### The request
Answer these questions about the R.E.M. lyric reading below, one per line:
(a) What does the note on "Fire" say lyric poetry in rock music is?
(b) Which website is named as the source of the "Losing My Religion" lyrics?
(c) Beyond exasperated or angry, what does the phrase "losing my religion" mean according to the reading?

### Passage
____

More R.E.M Lyric Reading

On “Fire, or “One I Love

Lyric poetry in rock music is a speaking of the soul to the one loved. That’s why this one catches, as a rarefied essence. And it is fire. He does not sing the lines: ‘(she is coming down on her own now).” That is strange. It is to the one he has left behind because she did not come along on her own. So it is like Airplane’s “I saw you/ “Comin’ Back to Me.” That is just a dream.

Losing My Religion:

From Songmeanings.com

Oh, life is bigger
It’s bigger
Than you and you are not me
The lengths that I will go to
The distance in your eyes
Oh no, I’ve said too much
I set it up

That’s me in the corner
That’s me in the spotlight
Losing my religion
Trying to keep up with you
And I don’t know if I can do it
Oh no, I’ve said too much
I haven’t said enough

I thought that I heard you laughing
I thought that I heard you sing
I think I thought I saw you try

Every whisper
Of every waking hour
I’m choosing my confessions
Trying to keep an eye on you
Like a hurt lost and blinded fool, fool
Oh no, I’ve said too much
I set it up

Consider this
Consider this
The hint of the century
Consider this
The slip that brought me
To my knees, failed
What if all these fantasies
Come flailing around?
Now I’ve said too much

I thought that I heard you laughing
I thought that I heard you sing
I think I thought I saw you try

But that was just a dream
That was just a dream

That’s me in the corner
That’s me in the spotlight
Losing my religion
Trying to keep up with you
And I don’t know if I can do it
Oh no, I’ve said too much
I haven’t said enough

I thought that I heard you laughing
I thought that I heard you sing
I think I thought I saw you try

But that was just a dream
Try, cry
Why try?
That was just a dream, just a dream, just a dream
Dream

“Losing my religion” of course intends the cliche,’ which, despite what is said, means more than exasperated or angry: it means being disillusioned. It means seeing beyond a love or the illusion of love, as in the opening and closing lines. The lengths equal to the distance in the eyes of the one loved is a nice line. But the analogy of love and faith is what catches the unconscious, as we secretly desire a spiritual lyric poetry. He sees himself, in the corner, seeing what disillusioned. If he refers to the spotlight of his own stage, seeing himself as the frontman of R.E.M., it means something like that the exasperation of love has led to the inspiration of R.E.M. lyrics. Losing my religion is then near to “losing my sanity” with losing the faith from the love- again despite what is said, that the song is about romantic rather than religious matters. It is similar then to when Jack White says,”I’ve been talkin’ to myself because I can’t forget…”

With a lyric poet as Stipe, his mere loves ARE of general significance.

____

### Data rows
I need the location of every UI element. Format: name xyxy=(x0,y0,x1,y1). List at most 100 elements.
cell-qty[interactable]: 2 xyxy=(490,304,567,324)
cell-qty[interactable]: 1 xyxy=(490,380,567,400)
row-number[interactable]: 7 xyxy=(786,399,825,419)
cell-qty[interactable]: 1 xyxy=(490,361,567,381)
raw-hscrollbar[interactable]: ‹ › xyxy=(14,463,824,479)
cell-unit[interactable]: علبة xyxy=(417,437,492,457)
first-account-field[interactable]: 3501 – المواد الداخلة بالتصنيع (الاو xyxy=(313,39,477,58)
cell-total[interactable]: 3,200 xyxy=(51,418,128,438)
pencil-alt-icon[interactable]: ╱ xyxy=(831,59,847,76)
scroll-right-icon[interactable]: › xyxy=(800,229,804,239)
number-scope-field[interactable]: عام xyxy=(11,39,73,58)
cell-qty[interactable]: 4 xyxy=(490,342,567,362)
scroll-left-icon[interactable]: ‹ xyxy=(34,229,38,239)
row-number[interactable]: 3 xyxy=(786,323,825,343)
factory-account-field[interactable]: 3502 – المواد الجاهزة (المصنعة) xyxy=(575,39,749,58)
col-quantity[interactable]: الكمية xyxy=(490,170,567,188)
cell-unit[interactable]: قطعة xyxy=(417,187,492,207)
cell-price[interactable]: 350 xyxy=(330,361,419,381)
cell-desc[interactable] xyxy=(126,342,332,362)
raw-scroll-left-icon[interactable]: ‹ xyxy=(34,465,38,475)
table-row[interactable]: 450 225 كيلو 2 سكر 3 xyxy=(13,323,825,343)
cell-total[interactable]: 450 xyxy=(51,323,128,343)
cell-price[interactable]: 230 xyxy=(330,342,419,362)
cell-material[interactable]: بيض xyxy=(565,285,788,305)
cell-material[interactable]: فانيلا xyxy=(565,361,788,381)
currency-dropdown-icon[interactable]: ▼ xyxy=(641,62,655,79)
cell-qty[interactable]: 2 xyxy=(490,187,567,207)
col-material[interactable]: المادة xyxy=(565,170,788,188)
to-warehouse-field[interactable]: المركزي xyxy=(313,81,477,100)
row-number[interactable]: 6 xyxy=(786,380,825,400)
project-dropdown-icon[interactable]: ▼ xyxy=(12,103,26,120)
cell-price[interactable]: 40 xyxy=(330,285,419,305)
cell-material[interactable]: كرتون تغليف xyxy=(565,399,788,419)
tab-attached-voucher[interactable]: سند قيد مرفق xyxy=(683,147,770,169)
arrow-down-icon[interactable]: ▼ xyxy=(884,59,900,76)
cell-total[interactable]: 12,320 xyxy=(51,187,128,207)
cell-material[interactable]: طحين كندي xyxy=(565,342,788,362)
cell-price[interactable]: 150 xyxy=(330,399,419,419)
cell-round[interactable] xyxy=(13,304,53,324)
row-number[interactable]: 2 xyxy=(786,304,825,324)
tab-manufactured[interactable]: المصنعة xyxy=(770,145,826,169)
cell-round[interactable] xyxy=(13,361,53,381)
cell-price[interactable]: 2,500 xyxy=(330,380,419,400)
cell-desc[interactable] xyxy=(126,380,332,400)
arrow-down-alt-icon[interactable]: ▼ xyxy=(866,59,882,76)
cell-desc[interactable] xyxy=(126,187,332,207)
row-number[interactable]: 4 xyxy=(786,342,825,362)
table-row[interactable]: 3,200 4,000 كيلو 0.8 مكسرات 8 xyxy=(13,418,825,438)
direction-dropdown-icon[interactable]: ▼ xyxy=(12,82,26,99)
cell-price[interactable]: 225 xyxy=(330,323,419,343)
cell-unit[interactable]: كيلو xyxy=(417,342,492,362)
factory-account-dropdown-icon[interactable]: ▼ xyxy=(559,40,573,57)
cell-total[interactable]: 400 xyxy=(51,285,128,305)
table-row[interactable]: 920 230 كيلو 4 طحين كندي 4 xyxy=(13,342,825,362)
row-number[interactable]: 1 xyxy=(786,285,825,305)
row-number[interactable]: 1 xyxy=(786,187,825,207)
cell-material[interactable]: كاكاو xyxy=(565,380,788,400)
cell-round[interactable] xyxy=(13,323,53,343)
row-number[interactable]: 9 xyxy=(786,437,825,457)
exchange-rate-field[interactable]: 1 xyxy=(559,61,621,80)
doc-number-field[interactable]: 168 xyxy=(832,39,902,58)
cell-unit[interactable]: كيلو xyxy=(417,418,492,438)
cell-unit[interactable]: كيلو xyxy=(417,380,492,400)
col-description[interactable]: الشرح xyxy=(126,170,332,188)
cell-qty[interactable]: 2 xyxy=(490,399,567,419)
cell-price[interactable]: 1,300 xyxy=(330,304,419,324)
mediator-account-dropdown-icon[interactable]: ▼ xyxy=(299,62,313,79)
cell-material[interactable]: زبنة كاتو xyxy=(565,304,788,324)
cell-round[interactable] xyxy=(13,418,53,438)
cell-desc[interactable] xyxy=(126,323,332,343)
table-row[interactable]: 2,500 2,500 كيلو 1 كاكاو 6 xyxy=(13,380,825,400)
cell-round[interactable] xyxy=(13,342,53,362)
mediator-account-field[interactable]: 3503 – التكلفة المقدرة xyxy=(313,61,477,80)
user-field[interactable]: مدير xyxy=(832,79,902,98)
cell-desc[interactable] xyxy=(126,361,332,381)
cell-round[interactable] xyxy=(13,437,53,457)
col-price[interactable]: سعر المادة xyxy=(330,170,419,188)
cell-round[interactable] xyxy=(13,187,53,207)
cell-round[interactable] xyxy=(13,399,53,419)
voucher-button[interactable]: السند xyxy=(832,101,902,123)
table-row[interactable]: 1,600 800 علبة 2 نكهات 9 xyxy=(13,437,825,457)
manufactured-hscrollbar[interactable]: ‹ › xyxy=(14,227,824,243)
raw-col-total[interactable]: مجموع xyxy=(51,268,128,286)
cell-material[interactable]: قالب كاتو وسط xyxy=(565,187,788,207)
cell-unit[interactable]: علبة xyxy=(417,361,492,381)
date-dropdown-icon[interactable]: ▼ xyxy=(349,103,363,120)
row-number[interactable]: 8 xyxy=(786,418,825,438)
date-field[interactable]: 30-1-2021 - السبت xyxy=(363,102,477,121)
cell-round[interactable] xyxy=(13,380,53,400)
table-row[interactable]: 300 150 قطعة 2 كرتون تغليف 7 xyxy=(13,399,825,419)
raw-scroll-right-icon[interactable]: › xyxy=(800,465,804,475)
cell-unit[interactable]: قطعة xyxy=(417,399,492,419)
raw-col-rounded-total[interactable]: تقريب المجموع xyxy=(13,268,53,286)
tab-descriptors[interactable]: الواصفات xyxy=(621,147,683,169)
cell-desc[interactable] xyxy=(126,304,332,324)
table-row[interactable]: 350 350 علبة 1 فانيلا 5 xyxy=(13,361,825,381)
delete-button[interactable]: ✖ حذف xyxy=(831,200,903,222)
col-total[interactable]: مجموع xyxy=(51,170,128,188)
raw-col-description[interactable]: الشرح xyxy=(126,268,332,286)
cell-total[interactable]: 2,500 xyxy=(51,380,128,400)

____

### Exercise solution
(a) A speaking of the soul to the one loved.
(b) Songmeanings.com.
(c) Being disillusioned.